▶ [TASK]
Copy every line that contains the string "Spectral" from the entries below.

▶ [INPUT DATA]
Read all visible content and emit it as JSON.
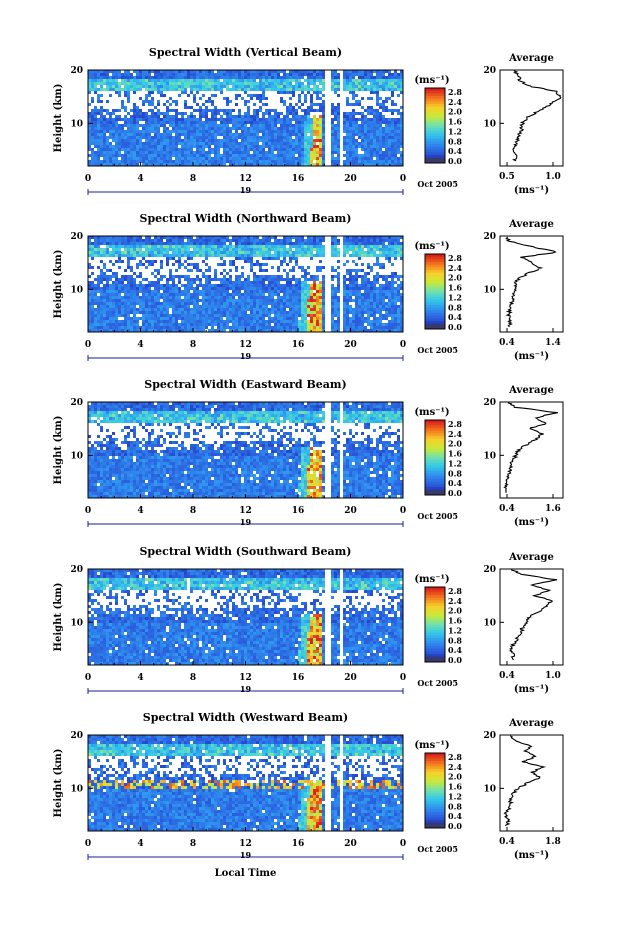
{
  "figure": {
    "xlabel": "Local Time",
    "ylabel": "Height (km)",
    "date_label": "Oct 2005",
    "day_label": "19",
    "colorbar_unit": "(ms⁻¹)",
    "avg_title": "Average",
    "avg_xlabel": "(ms⁻¹)"
  },
  "chart_data": [
    {
      "type": "heatmap",
      "title": "Spectral Width (Vertical Beam)",
      "xlabel": "",
      "ylabel": "Height (km)",
      "xlim": [
        0,
        24
      ],
      "xticks": [
        "0",
        "4",
        "8",
        "12",
        "16",
        "20",
        "0"
      ],
      "ylim": [
        2,
        20
      ],
      "yticks": [
        "20",
        "10"
      ],
      "colorbar": {
        "ticks": [
          "2.8",
          "2.4",
          "2.0",
          "1.6",
          "1.2",
          "0.8",
          "0.4",
          "0.0"
        ],
        "range": [
          0,
          2.8
        ]
      },
      "enhanced_region": {
        "start_hour": 16.8,
        "end_hour": 17.8
      },
      "average_profile": {
        "title": "Average",
        "xlim": [
          0.4,
          1.1
        ],
        "xticks": [
          "0.5",
          "1.0"
        ],
        "yticks": [
          "20",
          "10"
        ],
        "height": [
          3,
          4,
          5,
          6,
          7,
          8,
          9,
          10,
          11,
          12,
          13,
          14,
          15,
          16,
          17,
          18,
          19,
          20
        ],
        "values": [
          0.56,
          0.58,
          0.55,
          0.58,
          0.6,
          0.62,
          0.64,
          0.65,
          0.7,
          0.8,
          0.9,
          1.0,
          1.08,
          1.02,
          0.72,
          0.62,
          0.6,
          0.55
        ]
      }
    },
    {
      "type": "heatmap",
      "title": "Spectral Width (Northward Beam)",
      "xlabel": "",
      "ylabel": "Height (km)",
      "xlim": [
        0,
        24
      ],
      "xticks": [
        "0",
        "4",
        "8",
        "12",
        "16",
        "20",
        "0"
      ],
      "ylim": [
        2,
        20
      ],
      "yticks": [
        "20",
        "10"
      ],
      "colorbar": {
        "ticks": [
          "2.8",
          "2.4",
          "2.0",
          "1.6",
          "1.2",
          "0.8",
          "0.4",
          "0.0"
        ],
        "range": [
          0,
          2.8
        ]
      },
      "enhanced_region": {
        "start_hour": 16.5,
        "end_hour": 17.8
      },
      "average_profile": {
        "title": "Average",
        "xlim": [
          0.4,
          1.4
        ],
        "xticks": [
          "0.4",
          "1.4"
        ],
        "yticks": [
          "20",
          "10"
        ],
        "height": [
          3,
          4,
          5,
          6,
          7,
          8,
          9,
          10,
          11,
          12,
          13,
          14,
          15,
          16,
          17,
          18,
          19,
          20
        ],
        "values": [
          0.55,
          0.56,
          0.54,
          0.55,
          0.58,
          0.6,
          0.62,
          0.65,
          0.64,
          0.7,
          0.85,
          1.05,
          0.9,
          0.75,
          1.3,
          0.9,
          0.55,
          0.5
        ]
      }
    },
    {
      "type": "heatmap",
      "title": "Spectral Width (Eastward Beam)",
      "xlabel": "",
      "ylabel": "Height (km)",
      "xlim": [
        0,
        24
      ],
      "xticks": [
        "0",
        "4",
        "8",
        "12",
        "16",
        "20",
        "0"
      ],
      "ylim": [
        2,
        20
      ],
      "yticks": [
        "20",
        "10"
      ],
      "colorbar": {
        "ticks": [
          "2.8",
          "2.4",
          "2.0",
          "1.6",
          "1.2",
          "0.8",
          "0.4",
          "0.0"
        ],
        "range": [
          0,
          2.8
        ]
      },
      "enhanced_region": {
        "start_hour": 16.5,
        "end_hour": 17.8
      },
      "average_profile": {
        "title": "Average",
        "xlim": [
          0.4,
          1.6
        ],
        "xticks": [
          "0.4",
          "1.6"
        ],
        "yticks": [
          "20",
          "10"
        ],
        "height": [
          3,
          4,
          5,
          6,
          7,
          8,
          9,
          10,
          11,
          12,
          13,
          14,
          15,
          16,
          17,
          18,
          19,
          20
        ],
        "values": [
          0.5,
          0.52,
          0.5,
          0.55,
          0.58,
          0.6,
          0.65,
          0.7,
          0.75,
          0.9,
          1.1,
          1.2,
          0.95,
          1.3,
          1.05,
          1.5,
          0.7,
          0.55
        ]
      }
    },
    {
      "type": "heatmap",
      "title": "Spectral Width (Southward Beam)",
      "xlabel": "",
      "ylabel": "Height (km)",
      "xlim": [
        0,
        24
      ],
      "xticks": [
        "0",
        "4",
        "8",
        "12",
        "16",
        "20",
        "0"
      ],
      "ylim": [
        2,
        20
      ],
      "yticks": [
        "20",
        "10"
      ],
      "colorbar": {
        "ticks": [
          "2.8",
          "2.4",
          "2.0",
          "1.6",
          "1.2",
          "0.8",
          "0.4",
          "0.0"
        ],
        "range": [
          0,
          2.8
        ]
      },
      "enhanced_region": {
        "start_hour": 16.5,
        "end_hour": 17.8
      },
      "average_profile": {
        "title": "Average",
        "xlim": [
          0.3,
          1.2
        ],
        "xticks": [
          "0.4",
          "1.0"
        ],
        "yticks": [
          "20",
          "10"
        ],
        "height": [
          3,
          4,
          5,
          6,
          7,
          8,
          9,
          10,
          11,
          12,
          13,
          14,
          15,
          16,
          17,
          18,
          19,
          20
        ],
        "values": [
          0.48,
          0.5,
          0.45,
          0.5,
          0.55,
          0.6,
          0.62,
          0.68,
          0.72,
          0.85,
          0.95,
          1.05,
          0.8,
          1.0,
          0.75,
          1.1,
          0.6,
          0.45
        ]
      }
    },
    {
      "type": "heatmap",
      "title": "Spectral Width (Westward Beam)",
      "xlabel": "Local Time",
      "ylabel": "Height (km)",
      "xlim": [
        0,
        24
      ],
      "xticks": [
        "0",
        "4",
        "8",
        "12",
        "16",
        "20",
        "0"
      ],
      "ylim": [
        2,
        20
      ],
      "yticks": [
        "20",
        "10"
      ],
      "colorbar": {
        "ticks": [
          "2.8",
          "2.4",
          "2.0",
          "1.6",
          "1.2",
          "0.8",
          "0.4",
          "0.0"
        ],
        "range": [
          0,
          2.8
        ]
      },
      "enhanced_region": {
        "start_hour": 16.5,
        "end_hour": 17.8
      },
      "average_profile": {
        "title": "Average",
        "xlim": [
          0.4,
          1.8
        ],
        "xticks": [
          "0.4",
          "1.8"
        ],
        "yticks": [
          "20",
          "10"
        ],
        "height": [
          3,
          4,
          5,
          6,
          7,
          8,
          9,
          10,
          11,
          12,
          13,
          14,
          15,
          16,
          17,
          18,
          19,
          20
        ],
        "values": [
          0.55,
          0.6,
          0.52,
          0.58,
          0.62,
          0.65,
          0.7,
          0.8,
          1.0,
          1.3,
          1.1,
          1.35,
          0.9,
          1.2,
          0.95,
          1.1,
          0.7,
          0.6
        ]
      }
    }
  ]
}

▶ [THE OUTPUT]
      "title": "Spectral Width (Vertical Beam)",
      "title": "Spectral Width (Northward Beam)",
      "title": "Spectral Width (Eastward Beam)",
      "title": "Spectral Width (Southward Beam)",
      "title": "Spectral Width (Westward Beam)",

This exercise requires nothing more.